Data records
####################
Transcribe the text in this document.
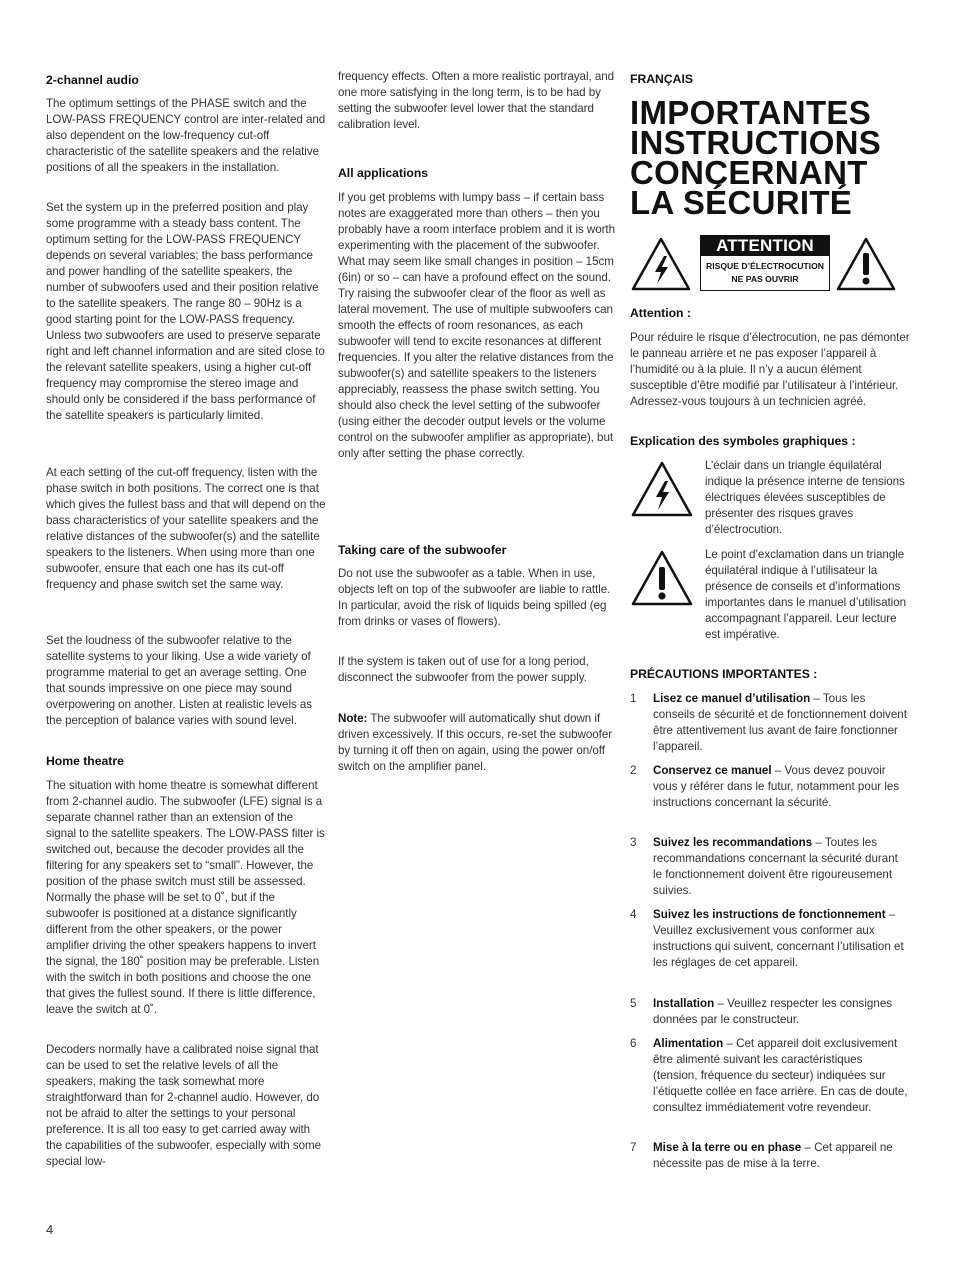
2-channel audio

The optimum settings of the PHASE switch and the LOW-PASS FREQUENCY control are inter-related and also dependent on the low-frequency cut-off characteristic of the satellite speakers and the relative positions of all the speakers in the installation.

Set the system up in the preferred position and play some programme with a steady bass content. The optimum setting for the LOW-PASS FREQUENCY depends on several variables; the bass performance and power handling of the satellite speakers, the number of subwoofers used and their position relative to the satellite speakers. The range 80 – 90Hz is a good starting point for the LOW-PASS frequency. Unless two subwoofers are used to preserve separate right and left channel information and are sited close to the relevant satellite speakers, using a higher cut-off frequency may compromise the stereo image and should only be considered if the bass performance of the satellite speakers is particularly limited.

At each setting of the cut-off frequency, listen with the phase switch in both positions. The correct one is that which gives the fullest bass and that will depend on the bass characteristics of your satellite speakers and the relative distances of the subwoofer(s) and the satellite speakers to the listeners. When using more than one subwoofer, ensure that each one has its cut-off frequency and phase switch set the same way.

Set the loudness of the subwoofer relative to the satellite systems to your liking. Use a wide variety of programme material to get an average setting. One that sounds impressive on one piece may sound overpowering on another. Listen at realistic levels as the perception of balance varies with sound level.

Home theatre

The situation with home theatre is somewhat different from 2-channel audio. The subwoofer (LFE) signal is a separate channel rather than an extension of the signal to the satellite speakers. The LOW-PASS filter is switched out, because the decoder provides all the filtering for any speakers set to “small”. However, the position of the phase switch must still be assessed. Normally the phase will be set to 0˚, but if the subwoofer is positioned at a distance significantly different from the other speakers, or the power amplifier driving the other speakers happens to invert the signal, the 180˚ position may be preferable. Listen with the switch in both positions and choose the one that gives the fullest sound. If there is little difference, leave the switch at 0˚.

Decoders normally have a calibrated noise signal that can be used to set the relative levels of all the speakers, making the task somewhat more straightforward than for 2-channel audio. However, do not be afraid to alter the settings to your personal preference. It is all too easy to get carried away with the capabilities of the subwoofer, especially with some special low-

frequency effects. Often a more realistic portrayal, and one more satisfying in the long term, is to be had by setting the subwoofer level lower that the standard calibration level.

All applications

If you get problems with lumpy bass – if certain bass notes are exaggerated more than others – then you probably have a room interface problem and it is worth experimenting with the placement of the subwoofer. What may seem like small changes in position – 15cm (6in) or so – can have a profound effect on the sound. Try raising the subwoofer clear of the floor as well as lateral movement. The use of multiple subwoofers can smooth the effects of room resonances, as each subwoofer will tend to excite resonances at different frequencies. If you alter the relative distances from the subwoofer(s) and satellite speakers to the listeners appreciably, reassess the phase switch setting. You should also check the level setting of the subwoofer (using either the decoder output levels or the volume control on the subwoofer amplifier as appropriate), but only after setting the phase correctly.

Taking care of the subwoofer

Do not use the subwoofer as a table. When in use, objects left on top of the subwoofer are liable to rattle. In particular, avoid the risk of liquids being spilled (eg from drinks or vases of flowers).

If the system is taken out of use for a long period, disconnect the subwoofer from the power supply.

Note: The subwoofer will automatically shut down if driven excessively. If this occurs, re-set the subwoofer by turning it off then on again, using the power on/off switch on the amplifier panel.

FRANÇAIS
IMPORTANTES INSTRUCTIONS CONCERNANT LA SÉCURITÉ
ATTENTION
RISQUE D’ÉLECTROCUTION
NE PAS OUVRIR
Attention :

Pour réduire le risque d’électrocution, ne pas démonter le panneau arrière et ne pas exposer l’appareil à l’humidité ou à la pluie. Il n’y a aucun élément susceptible d’être modifié par l’utilisateur à l’intérieur. Adressez-vous toujours à un technicien agréé.

Explication des symboles graphiques :

L’éclair dans un triangle équilatéral indique la présence interne de tensions électriques élevées susceptibles de présenter des risques graves d’électrocution.

Le point d’exclamation dans un triangle équilatéral indique à l’utilisateur la présence de conseils et d’informations importantes dans le manuel d’utilisation accompagnant l’appareil. Leur lecture est impérative.

PRÉCAUTIONS IMPORTANTES :
1	Lisez ce manuel d’utilisation – Tous les conseils de sécurité et de fonctionnement doivent être attentivement lus avant de faire fonctionner l’appareil.
2	Conservez ce manuel – Vous devez pouvoir vous y référer dans le futur, notamment pour les instructions concernant la sécurité.
3	Suivez les recommandations – Toutes les recommandations concernant la sécurité durant le fonctionnement doivent être rigoureusement suivies.
4	Suivez les instructions de fonctionnement – Veuillez exclusivement vous conformer aux instructions qui suivent, concernant l’utilisation et les réglages de cet appareil.
5	Installation – Veuillez respecter les consignes données par le constructeur.
6	Alimentation – Cet appareil doit exclusivement être alimenté suivant les caractéristiques (tension, fréquence du secteur) indiquées sur l’étiquette collée en face arrière. En cas de doute, consultez immédiatement votre revendeur.
7	Mise à la terre ou en phase – Cet appareil ne nécessite pas de mise à la terre.
4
####################
TASK OBJECTIVE: Reproduce each line exactly, please, except for any pictures.

THE ANSWER:
Transcribe the text in this document.
2-channel audio

The optimum settings of the PHASE switch and the LOW-PASS FREQUENCY control are inter-related and also dependent on the low-frequency cut-off characteristic of the satellite speakers and the relative positions of all the speakers in the installation.

Set the system up in the preferred position and play some programme with a steady bass content. The optimum setting for the LOW-PASS FREQUENCY depends on several variables; the bass performance and power handling of the satellite speakers, the number of subwoofers used and their position relative to the satellite speakers. The range 80 – 90Hz is a good starting point for the LOW-PASS frequency. Unless two subwoofers are used to preserve separate right and left channel information and are sited close to the relevant satellite speakers, using a higher cut-off frequency may compromise the stereo image and should only be considered if the bass performance of the satellite speakers is particularly limited.

At each setting of the cut-off frequency, listen with the phase switch in both positions. The correct one is that which gives the fullest bass and that will depend on the bass characteristics of your satellite speakers and the relative distances of the subwoofer(s) and the satellite speakers to the listeners. When using more than one subwoofer, ensure that each one has its cut-off frequency and phase switch set the same way.

Set the loudness of the subwoofer relative to the satellite systems to your liking. Use a wide variety of programme material to get an average setting. One that sounds impressive on one piece may sound overpowering on another. Listen at realistic levels as the perception of balance varies with sound level.

Home theatre

The situation with home theatre is somewhat different from 2-channel audio. The subwoofer (LFE) signal is a separate channel rather than an extension of the signal to the satellite speakers. The LOW-PASS filter is switched out, because the decoder provides all the filtering for any speakers set to “small”. However, the position of the phase switch must still be assessed. Normally the phase will be set to 0˚, but if the subwoofer is positioned at a distance significantly different from the other speakers, or the power amplifier driving the other speakers happens to invert the signal, the 180˚ position may be preferable. Listen with the switch in both positions and choose the one that gives the fullest sound. If there is little difference, leave the switch at 0˚.

Decoders normally have a calibrated noise signal that can be used to set the relative levels of all the speakers, making the task somewhat more straightforward than for 2-channel audio. However, do not be afraid to alter the settings to your personal preference. It is all too easy to get carried away with the capabilities of the subwoofer, especially with some special low-

frequency effects. Often a more realistic portrayal, and one more satisfying in the long term, is to be had by setting the subwoofer level lower that the standard calibration level.

All applications

If you get problems with lumpy bass – if certain bass notes are exaggerated more than others – then you probably have a room interface problem and it is worth experimenting with the placement of the subwoofer. What may seem like small changes in position – 15cm (6in) or so – can have a profound effect on the sound. Try raising the subwoofer clear of the floor as well as lateral movement. The use of multiple subwoofers can smooth the effects of room resonances, as each subwoofer will tend to excite resonances at different frequencies. If you alter the relative distances from the subwoofer(s) and satellite speakers to the listeners appreciably, reassess the phase switch setting. You should also check the level setting of the subwoofer (using either the decoder output levels or the volume control on the subwoofer amplifier as appropriate), but only after setting the phase correctly.

Taking care of the subwoofer

Do not use the subwoofer as a table. When in use, objects left on top of the subwoofer are liable to rattle. In particular, avoid the risk of liquids being spilled (eg from drinks or vases of flowers).

If the system is taken out of use for a long period, disconnect the subwoofer from the power supply.

Note: The subwoofer will automatically shut down if driven excessively. If this occurs, re-set the subwoofer by turning it off then on again, using the power on/off switch on the amplifier panel.

FRANÇAIS
IMPORTANTES INSTRUCTIONS CONCERNANT LA SÉCURITÉ
ATTENTION
RISQUE D’ÉLECTROCUTION
NE PAS OUVRIR
Attention :

Pour réduire le risque d’électrocution, ne pas démonter le panneau arrière et ne pas exposer l’appareil à l’humidité ou à la pluie. Il n’y a aucun élément susceptible d’être modifié par l’utilisateur à l’intérieur. Adressez-vous toujours à un technicien agréé.

Explication des symboles graphiques :

L’éclair dans un triangle équilatéral indique la présence interne de tensions électriques élevées susceptibles de présenter des risques graves d’électrocution.

Le point d’exclamation dans un triangle équilatéral indique à l’utilisateur la présence de conseils et d’informations importantes dans le manuel d’utilisation accompagnant l’appareil. Leur lecture est impérative.

PRÉCAUTIONS IMPORTANTES :
1	Lisez ce manuel d’utilisation – Tous les conseils de sécurité et de fonctionnement doivent être attentivement lus avant de faire fonctionner l’appareil.
2	Conservez ce manuel – Vous devez pouvoir vous y référer dans le futur, notamment pour les instructions concernant la sécurité.
3	Suivez les recommandations – Toutes les recommandations concernant la sécurité durant le fonctionnement doivent être rigoureusement suivies.
4	Suivez les instructions de fonctionnement – Veuillez exclusivement vous conformer aux instructions qui suivent, concernant l’utilisation et les réglages de cet appareil.
5	Installation – Veuillez respecter les consignes données par le constructeur.
6	Alimentation – Cet appareil doit exclusivement être alimenté suivant les caractéristiques (tension, fréquence du secteur) indiquées sur l’étiquette collée en face arrière. En cas de doute, consultez immédiatement votre revendeur.
7	Mise à la terre ou en phase – Cet appareil ne nécessite pas de mise à la terre.
4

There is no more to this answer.